Alors que RolisteTV prépare les tournages de son calendrier de l’avent, petit tour d’Horizon hebdomadaire. Avant de trouver sa rubrique de croisière, cette rubrique hebdomadaire va aujourd’hui se pencher sur l’Ailleurs.
Il est évident que le terme signifie tout et son contraire et comme Frodon l’avait bien compris en quittant la Comté, l’Ailleurs est finalement à un pas de l’Ici. Et en tant que rôlistes, nous le savons bien: l’Ailleurs est même à un mot de l’Ici. Dans le domaine du fantastique, les personnages vont souvent vers cet Ailleurs. Ils découvrent physiquement d’autres mondes sous diverses formes. Il n’y a guère que dans les univers de Stephen King où c’est l’Ailleurs qui vient à la rencontre de l’Ici, quand la belle communauté décrite pendant les premiers chapitres se voit chamboulée.

*ENREGISTREMENTS FOURNIS*:

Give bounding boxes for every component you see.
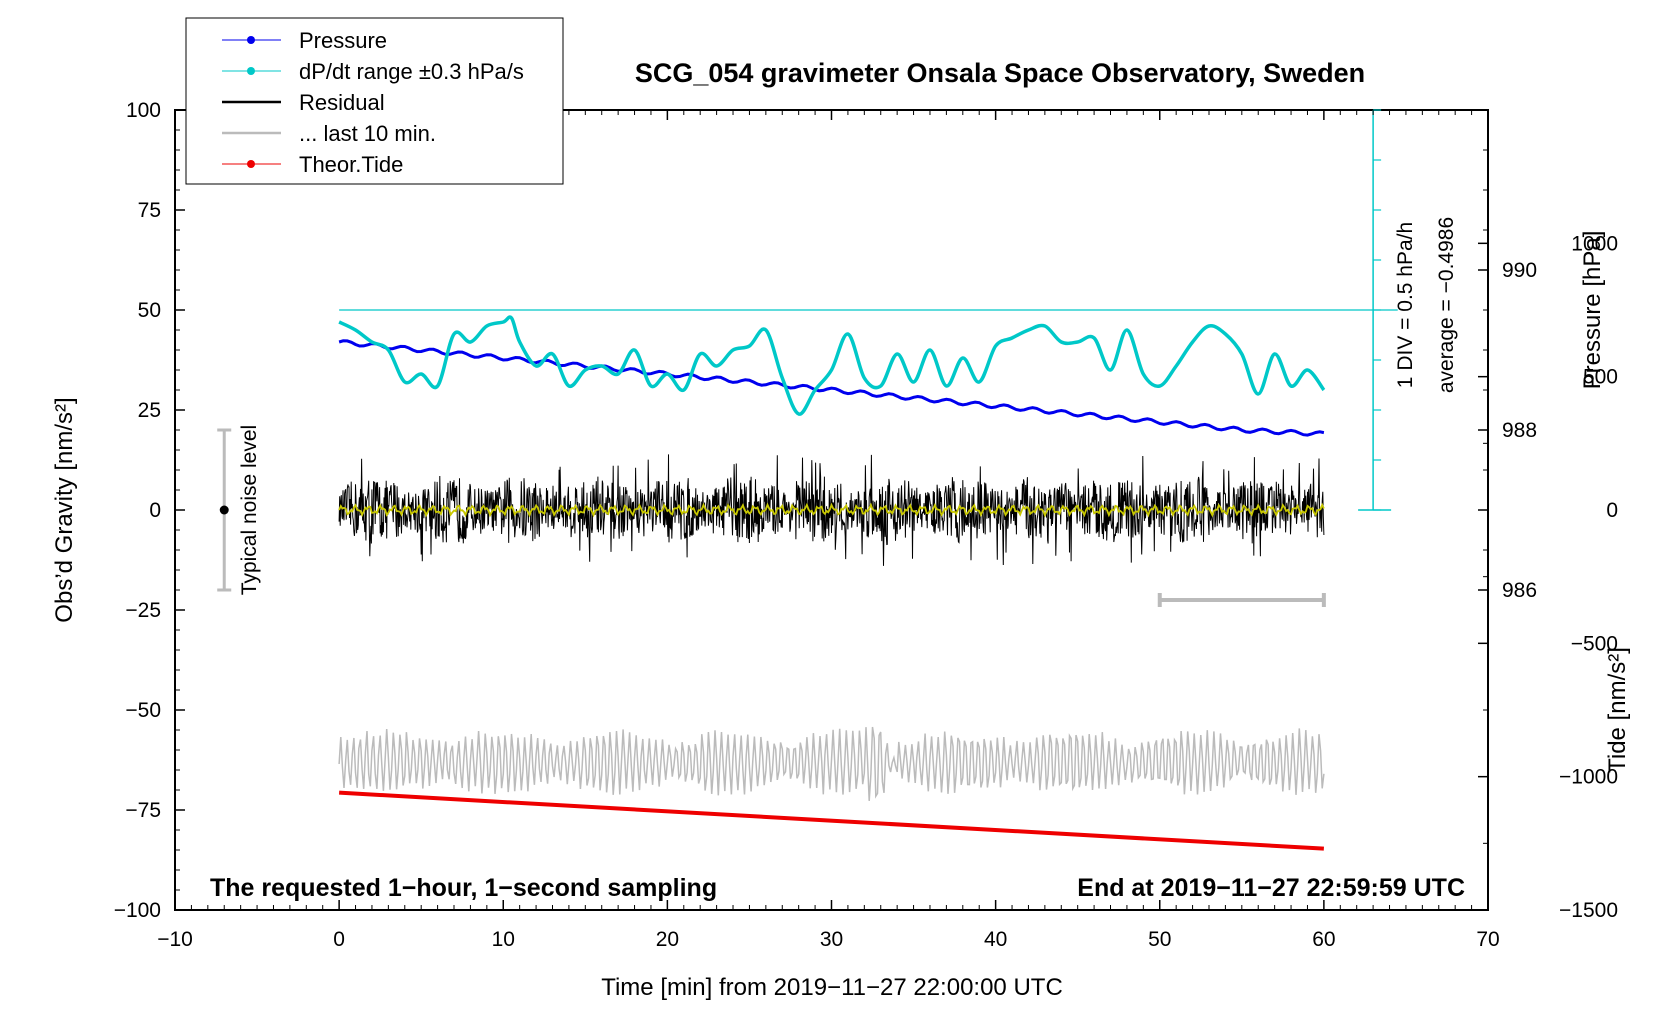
noise-bar-center-dot bbox=[220, 506, 229, 515]
pressure-tick-label: 990 bbox=[1502, 259, 1537, 282]
scale-note-div: 1 DIV = 0.5 hPa/h bbox=[1394, 222, 1417, 388]
legend-label-tide: Theor.Tide bbox=[299, 152, 403, 177]
y-tick-label: −25 bbox=[125, 599, 161, 622]
y-tick-label: 50 bbox=[138, 299, 161, 322]
y-tick-label: −50 bbox=[125, 699, 161, 722]
y-axis-label-tide: Tide [nm/s²] bbox=[1604, 647, 1631, 773]
x-tick-label: −10 bbox=[157, 928, 193, 951]
pressure-tick-label: 986 bbox=[1502, 579, 1537, 602]
noise-level-label: Typical noise level bbox=[238, 425, 261, 595]
series-layer bbox=[217, 110, 1397, 849]
x-tick-label: 40 bbox=[984, 928, 1007, 951]
legend-marker-dpdt bbox=[247, 67, 255, 75]
y-tick-label: −75 bbox=[125, 799, 161, 822]
legend-marker-tide bbox=[247, 160, 255, 168]
tide-tick-label: −1500 bbox=[1559, 899, 1618, 922]
legend-marker-pressure bbox=[247, 36, 255, 44]
y-axis-label-pressure: Pressure [hPa] bbox=[1579, 231, 1606, 390]
x-tick-label: 0 bbox=[333, 928, 345, 951]
legend: Pressure dP/dt range ±0.3 hPa/s Residual… bbox=[186, 18, 563, 184]
legend-label-last10: ... last 10 min. bbox=[299, 121, 436, 146]
x-tick-label: 30 bbox=[820, 928, 843, 951]
y-tick-label: −100 bbox=[114, 899, 161, 922]
legend-label-dpdt: dP/dt range ±0.3 hPa/s bbox=[299, 59, 524, 84]
y-tick-label: 0 bbox=[149, 499, 161, 522]
x-tick-label: 20 bbox=[656, 928, 679, 951]
y-axis-label-left: Obs’d Gravity [nm/s²] bbox=[51, 397, 78, 622]
tide-series-line bbox=[339, 793, 1324, 849]
x-tick-label: 70 bbox=[1476, 928, 1499, 951]
pressure-tick-label: 988 bbox=[1502, 419, 1537, 442]
x-tick-label: 10 bbox=[492, 928, 515, 951]
x-axis-label: Time [min] from 2019−11−27 22:00:00 UTC bbox=[601, 974, 1063, 1001]
gravimeter-chart: −10 0 10 20 30 40 50 60 701007550250−25−50−75−10… bbox=[0, 0, 1676, 1020]
sampling-note: The requested 1−hour, 1−second sampling bbox=[210, 874, 717, 902]
tide-tick-label: 0 bbox=[1606, 499, 1618, 522]
dpdt-series-line bbox=[339, 317, 1324, 414]
y-tick-label: 100 bbox=[126, 99, 161, 122]
legend-label-pressure: Pressure bbox=[299, 28, 387, 53]
x-tick-label: 50 bbox=[1148, 928, 1171, 951]
chart-title: SCG_054 gravimeter Onsala Space Observat… bbox=[635, 58, 1365, 88]
legend-label-residual: Residual bbox=[299, 90, 385, 115]
x-tick-label: 60 bbox=[1312, 928, 1335, 951]
y-tick-label: 75 bbox=[138, 199, 161, 222]
scale-note-average: average = −0.4986 bbox=[1435, 217, 1458, 393]
last10-series-line bbox=[339, 727, 1324, 801]
end-time-note: End at 2019−11−27 22:59:59 UTC bbox=[1077, 874, 1465, 902]
y-tick-label: 25 bbox=[138, 399, 161, 422]
pressure-series-line bbox=[339, 341, 1324, 435]
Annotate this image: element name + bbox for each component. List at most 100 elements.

*CONSIGNE*: Pourriez-vous poursuivre le texte sur l'Ailleurs à partir de sa dernière phrase ? Les enregistrements forment un matériau à part, distinct du texte sur l'Ailleurs.

*RÉSULTAT ATTENDU*:
La plus grande des voyageuses de l’Ailleurs (ou « exploratrice », pour éviter un pléonasme) et la pionnière de genre est bien sûr notre jeune Alice. Elle vivait tranquillement sa vie sans internet ni téléréalité et elle est passée à travers un terrier. Cela peut arriver à tout le monde, concédons-le. Ensuite, en concourant pour le prix de la fille la moins chanceuse de l’année, elle est passée à travers un miroir.
Si Alice ne l’a pas fait exprès, aller dans l’Ailleurs est tout ce que nous souhaitons et je suis certain que chacun passera quelques secondes à tenter de répondre à la question ci-dessous (et pour ma part, cela sera tout sauf la dernière proposition).
Et pour y aller, voici donc un petit tour très sélectif et subjectif de ce fameux ailleurs, pour aller au loin, quelque part nulle part (c).
Si Stephen King aime le schéma de l’étranger dans la communauté, Neil Gaiman utilise le schéma inverse. Dans un parcours que Joseph Campbell ne renierait pas, le héros est bien souvent quelqu’un qui va découvrir un autre monde auquel il appartient de droit, a appartenu ou va appartenir.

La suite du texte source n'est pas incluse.